— Stated goal —
Write out all of the entries exactly, please.
━━━━━ Entries shown
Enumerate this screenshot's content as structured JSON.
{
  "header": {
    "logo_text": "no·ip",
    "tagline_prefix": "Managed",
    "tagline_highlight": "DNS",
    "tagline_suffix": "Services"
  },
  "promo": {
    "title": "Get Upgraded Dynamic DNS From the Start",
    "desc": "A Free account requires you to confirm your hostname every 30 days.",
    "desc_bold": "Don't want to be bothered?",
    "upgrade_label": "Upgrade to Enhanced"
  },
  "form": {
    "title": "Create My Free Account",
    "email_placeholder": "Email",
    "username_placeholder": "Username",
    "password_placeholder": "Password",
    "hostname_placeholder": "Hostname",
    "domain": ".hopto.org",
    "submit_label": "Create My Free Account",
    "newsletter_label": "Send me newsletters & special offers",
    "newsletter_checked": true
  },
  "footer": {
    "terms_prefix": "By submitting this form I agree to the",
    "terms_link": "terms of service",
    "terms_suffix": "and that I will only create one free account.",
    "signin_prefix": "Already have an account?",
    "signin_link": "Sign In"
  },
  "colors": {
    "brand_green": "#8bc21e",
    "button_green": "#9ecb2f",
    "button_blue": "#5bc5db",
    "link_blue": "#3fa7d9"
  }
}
━━━━━━━━━━
— Task answer —
Enumerate this screenshot's content as structured JSON.
{
  "header": {
    "logo_text": "no·ip",
    "tagline_prefix": "Managed",
    "tagline_highlight": "DNS",
    "tagline_suffix": "Services"
  },
  "promo": {
    "title": "Get Upgraded Dynamic DNS From the Start",
    "desc": "A Free account requires you to confirm your hostname every 30 days.",
    "desc_bold": "Don't want to be bothered?",
    "upgrade_label": "Upgrade to Enhanced"
  },
  "form": {
    "title": "Create My Free Account",
    "email_placeholder": "Email",
    "username_placeholder": "Username",
    "password_placeholder": "Password",
    "hostname_placeholder": "Hostname",
    "domain": ".hopto.org",
    "submit_label": "Create My Free Account",
    "newsletter_label": "Send me newsletters & special offers",
    "newsletter_checked": true
  },
  "footer": {
    "terms_prefix": "By submitting this form I agree to the",
    "terms_link": "terms of service",
    "terms_suffix": "and that I will only create one free account.",
    "signin_prefix": "Already have an account?",
    "signin_link": "Sign In"
  },
  "colors": {
    "brand_green": "#8bc21e",
    "button_green": "#9ecb2f",
    "button_blue": "#5bc5db",
    "link_blue": "#3fa7d9"
  }
}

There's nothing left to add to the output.